(Chart and figure data)
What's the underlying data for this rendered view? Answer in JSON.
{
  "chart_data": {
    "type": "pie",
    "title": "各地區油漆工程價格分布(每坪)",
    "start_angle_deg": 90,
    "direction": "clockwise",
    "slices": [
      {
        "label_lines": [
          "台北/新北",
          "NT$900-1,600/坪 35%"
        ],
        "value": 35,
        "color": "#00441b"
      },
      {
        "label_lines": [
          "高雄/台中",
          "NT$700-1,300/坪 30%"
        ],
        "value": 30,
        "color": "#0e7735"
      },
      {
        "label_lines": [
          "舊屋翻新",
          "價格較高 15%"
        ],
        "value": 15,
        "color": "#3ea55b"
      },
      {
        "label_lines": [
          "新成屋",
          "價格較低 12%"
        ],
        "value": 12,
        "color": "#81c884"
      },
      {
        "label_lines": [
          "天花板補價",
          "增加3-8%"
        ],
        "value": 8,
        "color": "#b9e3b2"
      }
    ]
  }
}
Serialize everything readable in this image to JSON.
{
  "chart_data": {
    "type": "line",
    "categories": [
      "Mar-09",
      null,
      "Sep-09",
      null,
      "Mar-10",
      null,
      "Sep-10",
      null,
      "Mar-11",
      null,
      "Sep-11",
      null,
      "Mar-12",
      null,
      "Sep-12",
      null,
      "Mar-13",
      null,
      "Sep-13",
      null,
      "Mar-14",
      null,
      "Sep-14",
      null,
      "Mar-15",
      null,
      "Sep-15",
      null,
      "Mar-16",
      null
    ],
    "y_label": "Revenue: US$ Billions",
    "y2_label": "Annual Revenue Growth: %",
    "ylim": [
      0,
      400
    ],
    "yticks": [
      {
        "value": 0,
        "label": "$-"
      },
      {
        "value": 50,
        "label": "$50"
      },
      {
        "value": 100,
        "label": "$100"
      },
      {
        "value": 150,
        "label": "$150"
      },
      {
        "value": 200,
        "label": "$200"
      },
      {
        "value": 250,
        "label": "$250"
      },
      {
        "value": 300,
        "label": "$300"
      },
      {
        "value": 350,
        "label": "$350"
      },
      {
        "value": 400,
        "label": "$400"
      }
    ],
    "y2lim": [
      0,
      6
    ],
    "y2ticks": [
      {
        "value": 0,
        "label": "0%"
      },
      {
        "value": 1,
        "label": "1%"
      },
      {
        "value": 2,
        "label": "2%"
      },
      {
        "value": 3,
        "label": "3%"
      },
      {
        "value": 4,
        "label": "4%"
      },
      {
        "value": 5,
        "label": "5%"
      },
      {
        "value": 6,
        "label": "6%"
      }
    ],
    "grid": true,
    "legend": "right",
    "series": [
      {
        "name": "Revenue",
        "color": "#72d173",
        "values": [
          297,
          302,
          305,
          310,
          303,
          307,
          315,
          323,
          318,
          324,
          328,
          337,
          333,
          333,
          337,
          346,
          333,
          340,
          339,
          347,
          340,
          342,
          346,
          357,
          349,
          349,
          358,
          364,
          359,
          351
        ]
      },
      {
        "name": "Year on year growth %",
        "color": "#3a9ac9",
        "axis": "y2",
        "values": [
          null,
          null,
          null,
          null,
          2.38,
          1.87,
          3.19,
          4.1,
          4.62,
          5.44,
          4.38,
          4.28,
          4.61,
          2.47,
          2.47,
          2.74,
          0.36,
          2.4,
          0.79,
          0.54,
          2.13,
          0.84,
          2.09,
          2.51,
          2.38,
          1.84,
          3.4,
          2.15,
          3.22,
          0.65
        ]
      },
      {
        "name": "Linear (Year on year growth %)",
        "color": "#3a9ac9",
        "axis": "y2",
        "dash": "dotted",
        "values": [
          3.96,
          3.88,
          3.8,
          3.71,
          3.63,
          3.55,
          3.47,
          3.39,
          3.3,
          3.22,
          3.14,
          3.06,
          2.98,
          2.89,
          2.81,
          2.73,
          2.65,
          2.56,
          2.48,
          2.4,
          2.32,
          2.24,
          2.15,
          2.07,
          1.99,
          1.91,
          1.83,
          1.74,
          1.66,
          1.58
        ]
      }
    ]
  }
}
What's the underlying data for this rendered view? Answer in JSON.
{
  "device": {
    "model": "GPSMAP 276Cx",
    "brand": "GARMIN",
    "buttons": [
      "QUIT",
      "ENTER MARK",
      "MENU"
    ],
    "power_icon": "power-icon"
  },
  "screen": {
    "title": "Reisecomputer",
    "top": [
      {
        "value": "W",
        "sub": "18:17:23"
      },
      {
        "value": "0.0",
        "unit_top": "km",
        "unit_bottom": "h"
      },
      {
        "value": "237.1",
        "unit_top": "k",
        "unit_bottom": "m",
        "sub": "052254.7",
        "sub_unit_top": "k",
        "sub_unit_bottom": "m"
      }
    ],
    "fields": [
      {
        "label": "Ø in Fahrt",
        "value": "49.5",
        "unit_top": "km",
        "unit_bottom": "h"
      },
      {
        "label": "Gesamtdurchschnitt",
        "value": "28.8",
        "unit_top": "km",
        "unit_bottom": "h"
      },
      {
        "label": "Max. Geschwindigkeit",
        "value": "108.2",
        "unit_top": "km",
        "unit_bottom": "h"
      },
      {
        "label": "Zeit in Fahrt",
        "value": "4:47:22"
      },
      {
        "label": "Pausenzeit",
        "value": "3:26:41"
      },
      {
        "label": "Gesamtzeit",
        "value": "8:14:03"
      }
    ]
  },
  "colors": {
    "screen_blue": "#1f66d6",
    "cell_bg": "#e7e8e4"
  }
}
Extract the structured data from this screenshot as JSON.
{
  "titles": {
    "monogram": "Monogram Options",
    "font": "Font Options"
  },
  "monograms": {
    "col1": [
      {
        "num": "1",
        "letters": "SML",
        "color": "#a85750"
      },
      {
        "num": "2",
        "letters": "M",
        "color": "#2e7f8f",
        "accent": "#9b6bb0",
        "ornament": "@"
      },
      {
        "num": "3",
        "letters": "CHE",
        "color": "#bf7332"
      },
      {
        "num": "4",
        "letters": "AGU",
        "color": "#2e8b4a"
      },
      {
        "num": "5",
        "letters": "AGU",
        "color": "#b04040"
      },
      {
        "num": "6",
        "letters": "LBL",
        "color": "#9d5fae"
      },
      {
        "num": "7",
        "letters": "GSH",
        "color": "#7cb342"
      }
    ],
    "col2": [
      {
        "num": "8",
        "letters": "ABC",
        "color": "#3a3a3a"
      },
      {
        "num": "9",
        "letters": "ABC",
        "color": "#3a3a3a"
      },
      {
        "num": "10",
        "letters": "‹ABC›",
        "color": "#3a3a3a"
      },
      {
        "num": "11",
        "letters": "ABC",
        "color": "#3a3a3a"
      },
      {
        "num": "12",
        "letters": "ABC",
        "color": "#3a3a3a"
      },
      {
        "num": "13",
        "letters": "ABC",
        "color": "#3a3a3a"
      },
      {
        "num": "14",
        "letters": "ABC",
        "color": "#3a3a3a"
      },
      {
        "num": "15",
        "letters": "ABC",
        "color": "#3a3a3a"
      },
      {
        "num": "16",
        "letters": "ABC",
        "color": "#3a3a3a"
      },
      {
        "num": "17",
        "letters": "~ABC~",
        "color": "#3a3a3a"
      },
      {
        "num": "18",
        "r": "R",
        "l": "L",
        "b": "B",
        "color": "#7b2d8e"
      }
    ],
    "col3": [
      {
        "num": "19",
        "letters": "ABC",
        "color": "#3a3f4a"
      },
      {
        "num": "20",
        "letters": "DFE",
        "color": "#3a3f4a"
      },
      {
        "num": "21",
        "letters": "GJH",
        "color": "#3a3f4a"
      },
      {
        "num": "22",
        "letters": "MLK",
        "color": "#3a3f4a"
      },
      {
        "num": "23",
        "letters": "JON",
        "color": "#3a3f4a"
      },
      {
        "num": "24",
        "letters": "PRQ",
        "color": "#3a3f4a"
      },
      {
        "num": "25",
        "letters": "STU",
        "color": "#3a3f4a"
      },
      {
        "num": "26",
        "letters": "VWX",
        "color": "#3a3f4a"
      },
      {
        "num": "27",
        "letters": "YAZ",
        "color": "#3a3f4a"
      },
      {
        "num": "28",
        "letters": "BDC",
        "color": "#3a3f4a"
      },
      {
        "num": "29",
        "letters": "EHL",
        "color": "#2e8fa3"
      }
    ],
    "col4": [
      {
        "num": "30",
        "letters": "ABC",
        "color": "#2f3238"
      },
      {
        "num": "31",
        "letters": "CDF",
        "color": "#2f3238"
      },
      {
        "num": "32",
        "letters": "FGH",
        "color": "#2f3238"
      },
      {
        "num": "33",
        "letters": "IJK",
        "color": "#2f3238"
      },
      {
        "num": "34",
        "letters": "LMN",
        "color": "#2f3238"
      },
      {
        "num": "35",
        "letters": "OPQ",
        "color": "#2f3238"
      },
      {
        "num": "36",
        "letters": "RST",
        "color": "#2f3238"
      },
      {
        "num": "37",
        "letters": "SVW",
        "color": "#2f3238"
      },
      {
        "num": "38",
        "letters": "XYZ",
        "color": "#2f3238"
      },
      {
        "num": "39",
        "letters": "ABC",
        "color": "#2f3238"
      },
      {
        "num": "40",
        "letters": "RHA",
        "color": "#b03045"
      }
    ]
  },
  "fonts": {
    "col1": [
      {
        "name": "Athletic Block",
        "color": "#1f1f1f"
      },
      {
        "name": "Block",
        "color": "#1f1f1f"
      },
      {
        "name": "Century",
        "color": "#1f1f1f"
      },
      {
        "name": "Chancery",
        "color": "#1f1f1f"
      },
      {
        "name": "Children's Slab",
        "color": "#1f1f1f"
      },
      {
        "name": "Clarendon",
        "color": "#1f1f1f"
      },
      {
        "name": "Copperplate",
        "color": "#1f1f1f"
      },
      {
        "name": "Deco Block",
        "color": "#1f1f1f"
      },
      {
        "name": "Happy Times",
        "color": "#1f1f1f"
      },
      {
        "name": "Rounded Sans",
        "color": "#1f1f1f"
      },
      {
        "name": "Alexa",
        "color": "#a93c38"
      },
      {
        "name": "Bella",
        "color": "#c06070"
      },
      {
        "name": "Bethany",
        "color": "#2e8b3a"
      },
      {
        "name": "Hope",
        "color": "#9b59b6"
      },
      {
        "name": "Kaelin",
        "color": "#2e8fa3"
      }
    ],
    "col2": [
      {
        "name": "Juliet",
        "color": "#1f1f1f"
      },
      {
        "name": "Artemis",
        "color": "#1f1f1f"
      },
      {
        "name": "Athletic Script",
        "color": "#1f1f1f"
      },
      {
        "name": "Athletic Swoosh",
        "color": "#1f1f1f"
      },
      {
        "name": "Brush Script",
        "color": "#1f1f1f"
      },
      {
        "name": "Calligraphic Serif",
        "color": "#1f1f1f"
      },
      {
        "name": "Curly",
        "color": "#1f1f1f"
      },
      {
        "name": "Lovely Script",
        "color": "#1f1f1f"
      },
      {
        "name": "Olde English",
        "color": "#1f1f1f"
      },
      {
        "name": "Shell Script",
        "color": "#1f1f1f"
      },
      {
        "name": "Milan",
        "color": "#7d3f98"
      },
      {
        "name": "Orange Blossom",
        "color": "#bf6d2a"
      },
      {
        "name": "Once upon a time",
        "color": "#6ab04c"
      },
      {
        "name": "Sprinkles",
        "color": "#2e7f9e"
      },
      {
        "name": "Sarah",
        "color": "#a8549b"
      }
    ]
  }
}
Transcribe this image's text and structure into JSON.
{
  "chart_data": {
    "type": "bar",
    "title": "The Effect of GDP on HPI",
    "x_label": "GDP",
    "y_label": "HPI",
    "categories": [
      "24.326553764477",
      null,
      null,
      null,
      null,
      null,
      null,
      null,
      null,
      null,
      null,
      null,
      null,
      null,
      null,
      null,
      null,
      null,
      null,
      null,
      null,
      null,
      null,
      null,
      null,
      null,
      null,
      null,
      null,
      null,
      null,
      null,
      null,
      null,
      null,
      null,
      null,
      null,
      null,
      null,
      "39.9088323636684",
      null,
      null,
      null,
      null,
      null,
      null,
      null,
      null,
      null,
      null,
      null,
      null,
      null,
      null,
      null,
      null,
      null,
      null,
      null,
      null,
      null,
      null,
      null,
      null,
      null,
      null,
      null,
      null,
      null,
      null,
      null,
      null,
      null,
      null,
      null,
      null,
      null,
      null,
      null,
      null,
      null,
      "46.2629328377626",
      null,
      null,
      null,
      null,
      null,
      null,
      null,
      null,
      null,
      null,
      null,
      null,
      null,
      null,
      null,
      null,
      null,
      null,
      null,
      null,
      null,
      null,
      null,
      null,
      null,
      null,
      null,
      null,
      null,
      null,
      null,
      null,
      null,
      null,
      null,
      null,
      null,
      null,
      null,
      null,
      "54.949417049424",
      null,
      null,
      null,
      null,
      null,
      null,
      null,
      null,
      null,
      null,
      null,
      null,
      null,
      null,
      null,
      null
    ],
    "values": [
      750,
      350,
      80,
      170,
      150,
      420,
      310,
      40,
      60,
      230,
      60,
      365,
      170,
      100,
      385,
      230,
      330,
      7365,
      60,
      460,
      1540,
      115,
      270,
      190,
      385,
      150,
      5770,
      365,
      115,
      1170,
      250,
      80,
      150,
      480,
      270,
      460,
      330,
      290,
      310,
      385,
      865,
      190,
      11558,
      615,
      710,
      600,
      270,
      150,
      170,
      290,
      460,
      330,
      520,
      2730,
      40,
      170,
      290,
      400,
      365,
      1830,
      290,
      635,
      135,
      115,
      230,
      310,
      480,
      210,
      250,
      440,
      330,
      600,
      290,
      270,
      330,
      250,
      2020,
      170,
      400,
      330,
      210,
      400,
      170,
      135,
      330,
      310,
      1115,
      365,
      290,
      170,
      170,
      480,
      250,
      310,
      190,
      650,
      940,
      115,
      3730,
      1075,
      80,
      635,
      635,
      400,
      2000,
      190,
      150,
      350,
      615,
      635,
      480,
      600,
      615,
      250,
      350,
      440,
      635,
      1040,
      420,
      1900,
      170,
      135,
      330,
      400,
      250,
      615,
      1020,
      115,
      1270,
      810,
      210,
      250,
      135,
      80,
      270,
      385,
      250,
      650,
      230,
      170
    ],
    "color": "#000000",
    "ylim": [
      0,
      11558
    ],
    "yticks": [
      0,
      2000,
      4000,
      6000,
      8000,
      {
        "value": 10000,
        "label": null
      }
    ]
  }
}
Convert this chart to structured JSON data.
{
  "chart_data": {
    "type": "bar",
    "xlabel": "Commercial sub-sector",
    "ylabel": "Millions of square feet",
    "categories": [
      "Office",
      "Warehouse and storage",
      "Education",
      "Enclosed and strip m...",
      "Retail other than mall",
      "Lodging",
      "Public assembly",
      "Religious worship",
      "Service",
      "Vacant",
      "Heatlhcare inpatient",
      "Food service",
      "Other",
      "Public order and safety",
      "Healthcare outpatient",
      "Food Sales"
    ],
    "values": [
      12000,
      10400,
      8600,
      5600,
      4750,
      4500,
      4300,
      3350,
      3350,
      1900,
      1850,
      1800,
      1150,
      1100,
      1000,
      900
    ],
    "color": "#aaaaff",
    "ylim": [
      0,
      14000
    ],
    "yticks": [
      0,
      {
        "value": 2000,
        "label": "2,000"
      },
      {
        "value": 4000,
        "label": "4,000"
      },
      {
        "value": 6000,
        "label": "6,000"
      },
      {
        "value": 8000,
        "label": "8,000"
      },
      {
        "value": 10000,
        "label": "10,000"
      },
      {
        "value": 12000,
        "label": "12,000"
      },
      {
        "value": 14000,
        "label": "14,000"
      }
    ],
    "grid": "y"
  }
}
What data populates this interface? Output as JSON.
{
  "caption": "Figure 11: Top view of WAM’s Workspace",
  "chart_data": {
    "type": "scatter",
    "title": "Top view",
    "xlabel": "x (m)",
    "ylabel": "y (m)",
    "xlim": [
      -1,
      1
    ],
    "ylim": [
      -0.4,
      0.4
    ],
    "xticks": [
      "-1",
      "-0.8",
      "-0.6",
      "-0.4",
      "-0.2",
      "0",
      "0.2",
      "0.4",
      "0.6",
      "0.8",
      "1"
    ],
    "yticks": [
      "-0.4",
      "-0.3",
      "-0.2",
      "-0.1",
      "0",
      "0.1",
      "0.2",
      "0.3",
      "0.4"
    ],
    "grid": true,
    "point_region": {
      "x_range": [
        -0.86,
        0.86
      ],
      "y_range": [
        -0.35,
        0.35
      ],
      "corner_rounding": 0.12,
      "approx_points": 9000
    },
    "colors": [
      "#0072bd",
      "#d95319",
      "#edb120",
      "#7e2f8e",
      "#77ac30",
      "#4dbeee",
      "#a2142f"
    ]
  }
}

> _Directions for this task_
Go through the listing above and locate each line that holds the word "Revenue". Copy those lines.

> _Result of this exercise_
    "y_label": "Revenue: US$ Billions",
    "y2_label": "Annual Revenue Growth: %",
        "name": "Revenue",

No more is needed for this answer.